>> START Data shown

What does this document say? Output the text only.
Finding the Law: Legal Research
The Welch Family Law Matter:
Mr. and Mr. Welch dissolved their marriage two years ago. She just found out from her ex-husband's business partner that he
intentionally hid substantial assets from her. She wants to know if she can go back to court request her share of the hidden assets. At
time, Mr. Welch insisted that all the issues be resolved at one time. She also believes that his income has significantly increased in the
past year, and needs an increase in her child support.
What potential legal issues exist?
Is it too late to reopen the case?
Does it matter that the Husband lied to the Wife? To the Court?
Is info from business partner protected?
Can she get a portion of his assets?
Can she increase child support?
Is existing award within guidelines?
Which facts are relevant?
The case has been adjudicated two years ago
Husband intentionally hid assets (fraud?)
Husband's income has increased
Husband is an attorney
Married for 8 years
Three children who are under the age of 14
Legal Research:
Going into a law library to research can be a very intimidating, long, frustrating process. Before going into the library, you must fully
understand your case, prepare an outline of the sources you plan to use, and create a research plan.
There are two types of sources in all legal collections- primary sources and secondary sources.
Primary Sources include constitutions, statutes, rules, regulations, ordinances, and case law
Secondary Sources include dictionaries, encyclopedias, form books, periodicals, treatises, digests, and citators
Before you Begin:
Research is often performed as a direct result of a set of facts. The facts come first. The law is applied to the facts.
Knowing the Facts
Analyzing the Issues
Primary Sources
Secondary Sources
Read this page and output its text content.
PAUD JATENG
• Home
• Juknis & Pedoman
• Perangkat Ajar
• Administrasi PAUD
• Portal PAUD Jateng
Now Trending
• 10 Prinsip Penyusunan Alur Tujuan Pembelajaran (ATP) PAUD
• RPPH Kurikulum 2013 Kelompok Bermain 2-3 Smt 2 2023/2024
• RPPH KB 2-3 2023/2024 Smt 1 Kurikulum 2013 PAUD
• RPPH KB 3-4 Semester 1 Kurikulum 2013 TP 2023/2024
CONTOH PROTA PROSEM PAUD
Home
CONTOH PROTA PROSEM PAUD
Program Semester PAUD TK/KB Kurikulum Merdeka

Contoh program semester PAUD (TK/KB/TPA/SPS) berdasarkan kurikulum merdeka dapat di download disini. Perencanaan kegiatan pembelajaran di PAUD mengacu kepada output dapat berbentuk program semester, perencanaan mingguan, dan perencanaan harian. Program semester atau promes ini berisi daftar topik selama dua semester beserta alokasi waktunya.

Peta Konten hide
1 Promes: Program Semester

>> END Data shown

What is being asked:
Which lines hold the word "years"? Return all of them from the records above.

Solved exercise:
Mr. and Mr. Welch dissolved their marriage two years ago. She just found out from her ex-husband's business partner that he
The case has been adjudicated two years ago
Married for 8 years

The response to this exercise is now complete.